** begin **

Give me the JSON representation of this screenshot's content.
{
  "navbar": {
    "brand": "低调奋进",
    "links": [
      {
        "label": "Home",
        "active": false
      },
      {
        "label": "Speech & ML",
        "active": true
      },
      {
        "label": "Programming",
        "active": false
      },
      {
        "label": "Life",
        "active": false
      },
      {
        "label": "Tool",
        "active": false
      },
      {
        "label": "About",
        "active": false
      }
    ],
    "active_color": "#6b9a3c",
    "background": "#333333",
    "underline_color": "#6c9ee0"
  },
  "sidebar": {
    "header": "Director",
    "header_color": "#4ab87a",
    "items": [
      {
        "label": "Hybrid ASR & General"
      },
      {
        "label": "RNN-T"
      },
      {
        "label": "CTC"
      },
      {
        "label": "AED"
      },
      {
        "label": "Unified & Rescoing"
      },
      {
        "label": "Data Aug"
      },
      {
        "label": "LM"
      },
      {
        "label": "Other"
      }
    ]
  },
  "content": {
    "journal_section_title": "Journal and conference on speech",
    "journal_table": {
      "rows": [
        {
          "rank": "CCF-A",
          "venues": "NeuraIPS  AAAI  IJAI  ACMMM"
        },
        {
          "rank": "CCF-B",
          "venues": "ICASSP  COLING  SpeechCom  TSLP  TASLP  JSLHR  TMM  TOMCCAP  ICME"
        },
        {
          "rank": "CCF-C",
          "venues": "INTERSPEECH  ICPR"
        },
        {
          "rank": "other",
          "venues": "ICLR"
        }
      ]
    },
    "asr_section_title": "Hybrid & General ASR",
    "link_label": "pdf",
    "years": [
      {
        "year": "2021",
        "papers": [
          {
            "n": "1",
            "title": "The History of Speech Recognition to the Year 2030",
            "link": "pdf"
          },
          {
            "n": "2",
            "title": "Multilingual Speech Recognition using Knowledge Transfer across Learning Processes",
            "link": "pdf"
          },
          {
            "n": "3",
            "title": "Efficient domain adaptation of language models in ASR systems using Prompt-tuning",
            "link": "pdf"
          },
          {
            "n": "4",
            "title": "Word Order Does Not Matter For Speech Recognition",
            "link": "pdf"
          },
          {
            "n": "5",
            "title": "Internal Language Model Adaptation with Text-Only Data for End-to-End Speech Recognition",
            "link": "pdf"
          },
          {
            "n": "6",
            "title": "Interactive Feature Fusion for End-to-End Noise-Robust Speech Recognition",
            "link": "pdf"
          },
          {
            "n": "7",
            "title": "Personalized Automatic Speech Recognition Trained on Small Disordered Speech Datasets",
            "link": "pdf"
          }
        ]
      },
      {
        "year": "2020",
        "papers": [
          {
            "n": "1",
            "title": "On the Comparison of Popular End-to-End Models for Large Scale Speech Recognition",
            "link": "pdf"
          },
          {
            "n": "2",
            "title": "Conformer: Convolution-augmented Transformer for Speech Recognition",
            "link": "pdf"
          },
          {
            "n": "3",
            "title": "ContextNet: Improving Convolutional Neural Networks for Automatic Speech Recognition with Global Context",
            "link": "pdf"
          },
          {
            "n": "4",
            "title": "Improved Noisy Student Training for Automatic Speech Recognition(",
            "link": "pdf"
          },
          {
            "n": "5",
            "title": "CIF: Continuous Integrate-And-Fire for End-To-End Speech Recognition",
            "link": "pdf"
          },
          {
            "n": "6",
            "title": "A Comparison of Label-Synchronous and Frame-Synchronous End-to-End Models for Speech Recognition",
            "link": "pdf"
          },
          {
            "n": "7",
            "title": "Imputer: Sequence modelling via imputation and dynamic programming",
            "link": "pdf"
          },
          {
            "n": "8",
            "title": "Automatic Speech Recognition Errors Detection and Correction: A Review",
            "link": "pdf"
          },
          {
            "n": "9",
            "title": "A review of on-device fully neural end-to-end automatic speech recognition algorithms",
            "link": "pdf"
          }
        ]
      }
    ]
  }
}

** end **

◆ **Directions for this task**: Reproduce the full set of records precisely.

◆ **Reply**:
Give me the JSON representation of this screenshot's content.
{
  "navbar": {
    "brand": "低调奋进",
    "links": [
      {
        "label": "Home",
        "active": false
      },
      {
        "label": "Speech & ML",
        "active": true
      },
      {
        "label": "Programming",
        "active": false
      },
      {
        "label": "Life",
        "active": false
      },
      {
        "label": "Tool",
        "active": false
      },
      {
        "label": "About",
        "active": false
      }
    ],
    "active_color": "#6b9a3c",
    "background": "#333333",
    "underline_color": "#6c9ee0"
  },
  "sidebar": {
    "header": "Director",
    "header_color": "#4ab87a",
    "items": [
      {
        "label": "Hybrid ASR & General"
      },
      {
        "label": "RNN-T"
      },
      {
        "label": "CTC"
      },
      {
        "label": "AED"
      },
      {
        "label": "Unified & Rescoing"
      },
      {
        "label": "Data Aug"
      },
      {
        "label": "LM"
      },
      {
        "label": "Other"
      }
    ]
  },
  "content": {
    "journal_section_title": "Journal and conference on speech",
    "journal_table": {
      "rows": [
        {
          "rank": "CCF-A",
          "venues": "NeuraIPS  AAAI  IJAI  ACMMM"
        },
        {
          "rank": "CCF-B",
          "venues": "ICASSP  COLING  SpeechCom  TSLP  TASLP  JSLHR  TMM  TOMCCAP  ICME"
        },
        {
          "rank": "CCF-C",
          "venues": "INTERSPEECH  ICPR"
        },
        {
          "rank": "other",
          "venues": "ICLR"
        }
      ]
    },
    "asr_section_title": "Hybrid & General ASR",
    "link_label": "pdf",
    "years": [
      {
        "year": "2021",
        "papers": [
          {
            "n": "1",
            "title": "The History of Speech Recognition to the Year 2030",
            "link": "pdf"
          },
          {
            "n": "2",
            "title": "Multilingual Speech Recognition using Knowledge Transfer across Learning Processes",
            "link": "pdf"
          },
          {
            "n": "3",
            "title": "Efficient domain adaptation of language models in ASR systems using Prompt-tuning",
            "link": "pdf"
          },
          {
            "n": "4",
            "title": "Word Order Does Not Matter For Speech Recognition",
            "link": "pdf"
          },
          {
            "n": "5",
            "title": "Internal Language Model Adaptation with Text-Only Data for End-to-End Speech Recognition",
            "link": "pdf"
          },
          {
            "n": "6",
            "title": "Interactive Feature Fusion for End-to-End Noise-Robust Speech Recognition",
            "link": "pdf"
          },
          {
            "n": "7",
            "title": "Personalized Automatic Speech Recognition Trained on Small Disordered Speech Datasets",
            "link": "pdf"
          }
        ]
      },
      {
        "year": "2020",
        "papers": [
          {
            "n": "1",
            "title": "On the Comparison of Popular End-to-End Models for Large Scale Speech Recognition",
            "link": "pdf"
          },
          {
            "n": "2",
            "title": "Conformer: Convolution-augmented Transformer for Speech Recognition",
            "link": "pdf"
          },
          {
            "n": "3",
            "title": "ContextNet: Improving Convolutional Neural Networks for Automatic Speech Recognition with Global Context",
            "link": "pdf"
          },
          {
            "n": "4",
            "title": "Improved Noisy Student Training for Automatic Speech Recognition(",
            "link": "pdf"
          },
          {
            "n": "5",
            "title": "CIF: Continuous Integrate-And-Fire for End-To-End Speech Recognition",
            "link": "pdf"
          },
          {
            "n": "6",
            "title": "A Comparison of Label-Synchronous and Frame-Synchronous End-to-End Models for Speech Recognition",
            "link": "pdf"
          },
          {
            "n": "7",
            "title": "Imputer: Sequence modelling via imputation and dynamic programming",
            "link": "pdf"
          },
          {
            "n": "8",
            "title": "Automatic Speech Recognition Errors Detection and Correction: A Review",
            "link": "pdf"
          },
          {
            "n": "9",
            "title": "A review of on-device fully neural end-to-end automatic speech recognition algorithms",
            "link": "pdf"
          }
        ]
      }
    ]
  }
}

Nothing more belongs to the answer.